▸ **WHAT YOU WILL DO**
Make an exact copy of the lines, leaving the pictures out.

▸ **DATA ENTRIES**

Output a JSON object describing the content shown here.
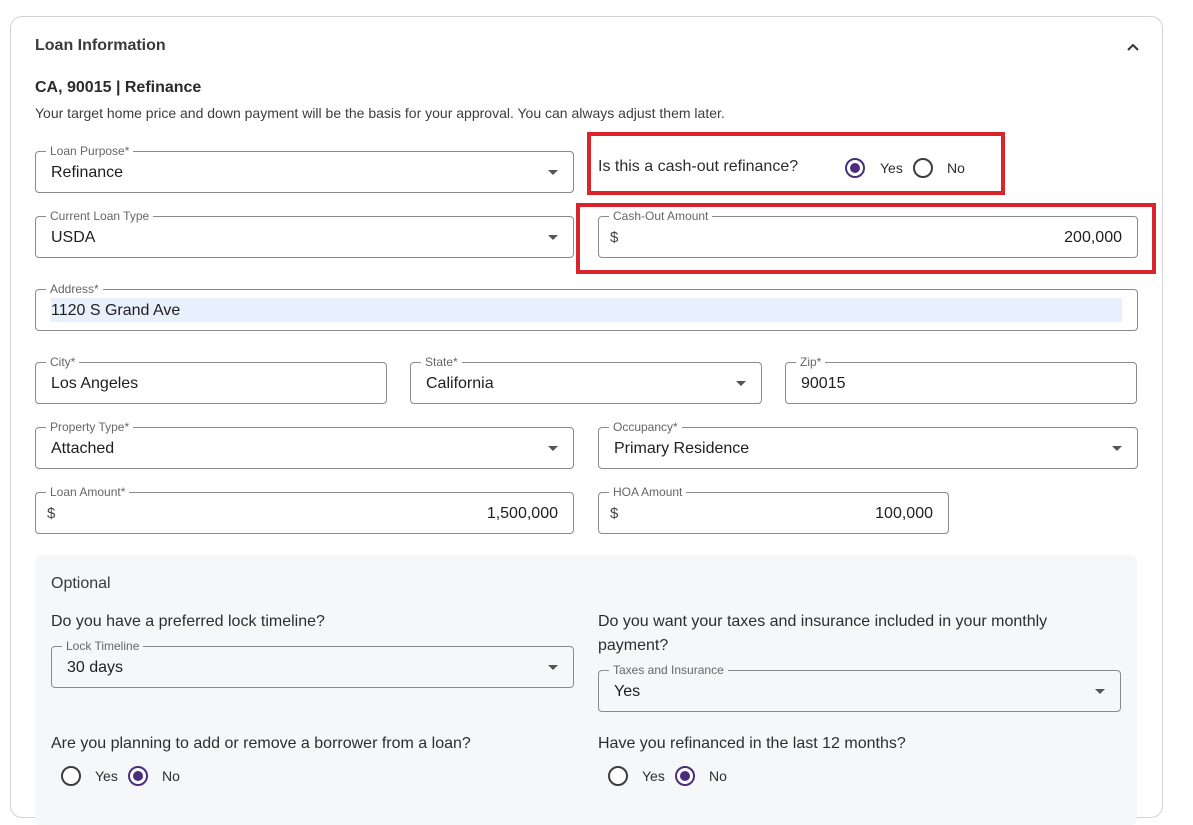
{
  "section": {
    "title": "Loan Information",
    "subtitle": "CA, 90015 | Refinance",
    "description": "Your target home price and down payment will be the basis for your approval. You can always adjust them later."
  },
  "loan_purpose": {
    "label": "Loan Purpose*",
    "value": "Refinance"
  },
  "cash_out": {
    "question": "Is this a cash-out refinance?",
    "yes": "Yes",
    "no": "No",
    "selected": "Yes"
  },
  "current_loan_type": {
    "label": "Current Loan Type",
    "value": "USDA"
  },
  "cash_out_amount": {
    "label": "Cash-Out Amount",
    "prefix": "$",
    "value": "200,000"
  },
  "address": {
    "label": "Address*",
    "value": "1120 S Grand Ave"
  },
  "city": {
    "label": "City*",
    "value": "Los Angeles"
  },
  "state": {
    "label": "State*",
    "value": "California"
  },
  "zip": {
    "label": "Zip*",
    "value": "90015"
  },
  "property_type": {
    "label": "Property Type*",
    "value": "Attached"
  },
  "occupancy": {
    "label": "Occupancy*",
    "value": "Primary Residence"
  },
  "loan_amount": {
    "label": "Loan Amount*",
    "prefix": "$",
    "value": "1,500,000"
  },
  "hoa_amount": {
    "label": "HOA Amount",
    "prefix": "$",
    "value": "100,000"
  },
  "optional": {
    "title": "Optional",
    "lock_question": "Do you have a preferred lock timeline?",
    "lock_timeline": {
      "label": "Lock Timeline",
      "value": "30 days"
    },
    "taxes_question": "Do you want your taxes and insurance included in your monthly payment?",
    "taxes_insurance": {
      "label": "Taxes and Insurance",
      "value": "Yes"
    },
    "borrower_question": "Are you planning to add or remove a borrower from a loan?",
    "borrower": {
      "yes": "Yes",
      "no": "No",
      "selected": "No"
    },
    "refinanced_question": "Have you refinanced in the last 12 months?",
    "refinanced": {
      "yes": "Yes",
      "no": "No",
      "selected": "No"
    }
  },
  "colors": {
    "accent": "#4a2e7d",
    "highlight": "#d8242a",
    "autofill": "#e8f0fe",
    "optional_bg": "#f6f7f9"
  }
}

▸ **OUTPUT FOR THIS TASK**
Output a JSON object describing the content shown here.
{
  "section": {
    "title": "Loan Information",
    "subtitle": "CA, 90015 | Refinance",
    "description": "Your target home price and down payment will be the basis for your approval. You can always adjust them later."
  },
  "loan_purpose": {
    "label": "Loan Purpose*",
    "value": "Refinance"
  },
  "cash_out": {
    "question": "Is this a cash-out refinance?",
    "yes": "Yes",
    "no": "No",
    "selected": "Yes"
  },
  "current_loan_type": {
    "label": "Current Loan Type",
    "value": "USDA"
  },
  "cash_out_amount": {
    "label": "Cash-Out Amount",
    "prefix": "$",
    "value": "200,000"
  },
  "address": {
    "label": "Address*",
    "value": "1120 S Grand Ave"
  },
  "city": {
    "label": "City*",
    "value": "Los Angeles"
  },
  "state": {
    "label": "State*",
    "value": "California"
  },
  "zip": {
    "label": "Zip*",
    "value": "90015"
  },
  "property_type": {
    "label": "Property Type*",
    "value": "Attached"
  },
  "occupancy": {
    "label": "Occupancy*",
    "value": "Primary Residence"
  },
  "loan_amount": {
    "label": "Loan Amount*",
    "prefix": "$",
    "value": "1,500,000"
  },
  "hoa_amount": {
    "label": "HOA Amount",
    "prefix": "$",
    "value": "100,000"
  },
  "optional": {
    "title": "Optional",
    "lock_question": "Do you have a preferred lock timeline?",
    "lock_timeline": {
      "label": "Lock Timeline",
      "value": "30 days"
    },
    "taxes_question": "Do you want your taxes and insurance included in your monthly payment?",
    "taxes_insurance": {
      "label": "Taxes and Insurance",
      "value": "Yes"
    },
    "borrower_question": "Are you planning to add or remove a borrower from a loan?",
    "borrower": {
      "yes": "Yes",
      "no": "No",
      "selected": "No"
    },
    "refinanced_question": "Have you refinanced in the last 12 months?",
    "refinanced": {
      "yes": "Yes",
      "no": "No",
      "selected": "No"
    }
  },
  "colors": {
    "accent": "#4a2e7d",
    "highlight": "#d8242a",
    "autofill": "#e8f0fe",
    "optional_bg": "#f6f7f9"
  }
}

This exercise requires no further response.